### Stated task
Look through the material below. Copy every line with the string "this" in it.

### Task input
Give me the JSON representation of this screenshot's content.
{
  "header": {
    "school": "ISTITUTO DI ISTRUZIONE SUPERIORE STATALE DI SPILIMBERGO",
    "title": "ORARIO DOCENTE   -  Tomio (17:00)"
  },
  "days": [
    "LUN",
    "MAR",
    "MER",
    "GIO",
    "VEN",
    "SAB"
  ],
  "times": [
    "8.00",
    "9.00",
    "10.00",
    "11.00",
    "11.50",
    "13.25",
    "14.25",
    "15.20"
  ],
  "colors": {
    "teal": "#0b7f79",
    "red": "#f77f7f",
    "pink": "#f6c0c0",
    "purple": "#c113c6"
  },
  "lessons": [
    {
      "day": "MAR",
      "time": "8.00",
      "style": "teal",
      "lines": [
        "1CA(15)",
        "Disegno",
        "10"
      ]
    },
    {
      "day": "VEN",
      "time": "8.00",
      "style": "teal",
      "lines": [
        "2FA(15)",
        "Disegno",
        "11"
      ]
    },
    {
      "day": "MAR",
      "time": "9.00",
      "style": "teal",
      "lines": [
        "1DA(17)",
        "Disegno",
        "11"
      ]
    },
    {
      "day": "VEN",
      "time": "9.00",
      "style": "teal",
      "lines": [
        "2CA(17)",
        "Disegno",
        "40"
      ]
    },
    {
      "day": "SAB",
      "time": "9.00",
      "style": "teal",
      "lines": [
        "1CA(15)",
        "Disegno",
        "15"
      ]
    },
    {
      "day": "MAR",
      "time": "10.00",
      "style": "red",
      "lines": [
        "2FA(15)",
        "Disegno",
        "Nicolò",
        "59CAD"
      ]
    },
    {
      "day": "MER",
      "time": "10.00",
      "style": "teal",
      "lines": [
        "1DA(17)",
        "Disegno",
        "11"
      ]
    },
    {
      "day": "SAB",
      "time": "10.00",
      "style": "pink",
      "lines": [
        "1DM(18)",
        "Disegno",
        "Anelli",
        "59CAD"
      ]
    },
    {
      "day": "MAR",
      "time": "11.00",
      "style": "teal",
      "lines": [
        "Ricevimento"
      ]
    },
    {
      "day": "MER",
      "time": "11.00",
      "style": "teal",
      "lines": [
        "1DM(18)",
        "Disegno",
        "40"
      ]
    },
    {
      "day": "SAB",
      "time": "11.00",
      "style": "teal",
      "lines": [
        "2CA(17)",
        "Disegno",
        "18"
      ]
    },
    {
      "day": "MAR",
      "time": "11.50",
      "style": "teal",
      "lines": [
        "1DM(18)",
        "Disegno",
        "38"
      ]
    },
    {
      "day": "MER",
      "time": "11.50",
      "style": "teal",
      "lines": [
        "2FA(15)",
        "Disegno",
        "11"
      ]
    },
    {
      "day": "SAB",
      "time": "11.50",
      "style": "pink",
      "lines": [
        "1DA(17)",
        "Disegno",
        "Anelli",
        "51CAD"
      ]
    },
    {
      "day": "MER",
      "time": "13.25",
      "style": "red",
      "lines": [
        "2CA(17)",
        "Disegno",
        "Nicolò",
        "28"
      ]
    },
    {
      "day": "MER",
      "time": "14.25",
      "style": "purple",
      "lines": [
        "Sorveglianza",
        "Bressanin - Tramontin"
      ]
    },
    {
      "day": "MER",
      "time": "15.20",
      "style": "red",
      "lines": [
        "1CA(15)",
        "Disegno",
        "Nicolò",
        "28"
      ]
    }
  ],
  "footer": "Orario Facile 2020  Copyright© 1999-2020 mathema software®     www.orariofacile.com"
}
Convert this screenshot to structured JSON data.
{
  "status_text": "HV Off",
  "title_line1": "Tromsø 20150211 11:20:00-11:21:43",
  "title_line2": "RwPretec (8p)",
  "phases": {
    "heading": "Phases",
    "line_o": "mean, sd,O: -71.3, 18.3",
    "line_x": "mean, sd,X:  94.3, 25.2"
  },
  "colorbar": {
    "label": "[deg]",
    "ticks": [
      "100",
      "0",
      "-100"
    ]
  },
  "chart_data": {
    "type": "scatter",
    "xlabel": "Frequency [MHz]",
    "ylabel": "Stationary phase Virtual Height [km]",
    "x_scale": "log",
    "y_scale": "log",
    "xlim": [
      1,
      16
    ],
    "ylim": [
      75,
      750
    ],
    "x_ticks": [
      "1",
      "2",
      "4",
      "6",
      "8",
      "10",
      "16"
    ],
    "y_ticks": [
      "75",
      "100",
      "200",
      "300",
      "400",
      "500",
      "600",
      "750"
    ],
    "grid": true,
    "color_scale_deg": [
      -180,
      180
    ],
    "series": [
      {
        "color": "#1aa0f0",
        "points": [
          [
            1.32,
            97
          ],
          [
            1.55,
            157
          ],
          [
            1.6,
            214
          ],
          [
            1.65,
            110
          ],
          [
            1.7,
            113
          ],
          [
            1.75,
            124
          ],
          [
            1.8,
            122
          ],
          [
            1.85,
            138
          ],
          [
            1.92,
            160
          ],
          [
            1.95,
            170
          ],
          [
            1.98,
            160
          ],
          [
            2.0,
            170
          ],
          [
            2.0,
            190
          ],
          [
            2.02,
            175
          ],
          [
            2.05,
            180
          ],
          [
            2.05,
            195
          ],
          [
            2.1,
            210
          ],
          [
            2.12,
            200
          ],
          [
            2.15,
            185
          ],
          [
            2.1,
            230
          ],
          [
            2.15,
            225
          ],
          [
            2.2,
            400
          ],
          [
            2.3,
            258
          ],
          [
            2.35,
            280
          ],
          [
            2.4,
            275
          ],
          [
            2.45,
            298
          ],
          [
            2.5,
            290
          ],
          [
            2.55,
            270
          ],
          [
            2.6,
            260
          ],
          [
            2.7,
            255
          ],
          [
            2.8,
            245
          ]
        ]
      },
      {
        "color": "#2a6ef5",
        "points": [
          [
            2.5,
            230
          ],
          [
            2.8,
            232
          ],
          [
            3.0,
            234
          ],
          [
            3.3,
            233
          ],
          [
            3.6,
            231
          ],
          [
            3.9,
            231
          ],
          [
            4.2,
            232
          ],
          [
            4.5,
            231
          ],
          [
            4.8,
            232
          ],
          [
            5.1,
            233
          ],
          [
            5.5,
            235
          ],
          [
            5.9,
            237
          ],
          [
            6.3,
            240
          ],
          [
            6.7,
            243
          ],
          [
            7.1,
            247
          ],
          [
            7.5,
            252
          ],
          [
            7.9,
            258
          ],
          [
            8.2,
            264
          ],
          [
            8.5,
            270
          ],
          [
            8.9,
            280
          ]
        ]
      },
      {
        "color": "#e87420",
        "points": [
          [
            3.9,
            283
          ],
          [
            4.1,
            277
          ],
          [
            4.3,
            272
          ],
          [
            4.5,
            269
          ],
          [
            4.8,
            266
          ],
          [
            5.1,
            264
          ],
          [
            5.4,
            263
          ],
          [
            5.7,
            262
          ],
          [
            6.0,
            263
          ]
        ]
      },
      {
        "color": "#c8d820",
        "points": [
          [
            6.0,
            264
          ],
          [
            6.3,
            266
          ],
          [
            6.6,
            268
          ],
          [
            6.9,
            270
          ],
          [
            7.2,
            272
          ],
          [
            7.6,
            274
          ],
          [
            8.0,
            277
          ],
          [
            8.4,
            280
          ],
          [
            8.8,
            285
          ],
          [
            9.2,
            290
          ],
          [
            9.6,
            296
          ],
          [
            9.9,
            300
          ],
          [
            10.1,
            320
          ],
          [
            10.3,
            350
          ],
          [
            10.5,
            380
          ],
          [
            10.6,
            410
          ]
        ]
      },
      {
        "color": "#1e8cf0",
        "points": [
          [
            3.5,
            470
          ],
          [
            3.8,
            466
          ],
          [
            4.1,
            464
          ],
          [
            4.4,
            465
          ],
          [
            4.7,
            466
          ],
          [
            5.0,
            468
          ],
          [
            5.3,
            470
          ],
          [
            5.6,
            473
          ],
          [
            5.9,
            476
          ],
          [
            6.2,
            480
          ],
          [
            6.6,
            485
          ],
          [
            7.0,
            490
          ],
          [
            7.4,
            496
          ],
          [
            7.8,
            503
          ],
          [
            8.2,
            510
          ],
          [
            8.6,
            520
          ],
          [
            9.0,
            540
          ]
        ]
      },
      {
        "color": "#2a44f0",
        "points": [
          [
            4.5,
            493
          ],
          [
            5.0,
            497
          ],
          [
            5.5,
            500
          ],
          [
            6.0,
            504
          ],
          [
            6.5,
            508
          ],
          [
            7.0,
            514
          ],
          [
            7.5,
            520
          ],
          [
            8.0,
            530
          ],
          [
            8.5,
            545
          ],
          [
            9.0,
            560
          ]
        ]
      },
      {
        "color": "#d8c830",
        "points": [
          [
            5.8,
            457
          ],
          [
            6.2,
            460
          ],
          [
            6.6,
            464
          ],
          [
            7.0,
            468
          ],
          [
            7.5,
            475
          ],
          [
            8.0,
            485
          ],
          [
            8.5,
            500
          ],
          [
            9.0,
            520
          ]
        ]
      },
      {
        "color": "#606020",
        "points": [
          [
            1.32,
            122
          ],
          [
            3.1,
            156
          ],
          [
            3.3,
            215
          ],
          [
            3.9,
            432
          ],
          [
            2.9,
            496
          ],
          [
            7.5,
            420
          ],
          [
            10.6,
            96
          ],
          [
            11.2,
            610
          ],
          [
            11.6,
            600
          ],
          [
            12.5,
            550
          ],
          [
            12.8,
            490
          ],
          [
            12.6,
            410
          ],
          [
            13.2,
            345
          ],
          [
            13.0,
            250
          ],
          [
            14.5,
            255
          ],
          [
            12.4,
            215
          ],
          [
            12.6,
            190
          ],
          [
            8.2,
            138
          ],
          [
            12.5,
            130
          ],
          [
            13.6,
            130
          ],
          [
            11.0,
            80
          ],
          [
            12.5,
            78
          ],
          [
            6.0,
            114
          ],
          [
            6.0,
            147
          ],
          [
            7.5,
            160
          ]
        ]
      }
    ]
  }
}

### Final result
Give me the JSON representation of this screenshot's content.
Convert this screenshot to structured JSON data.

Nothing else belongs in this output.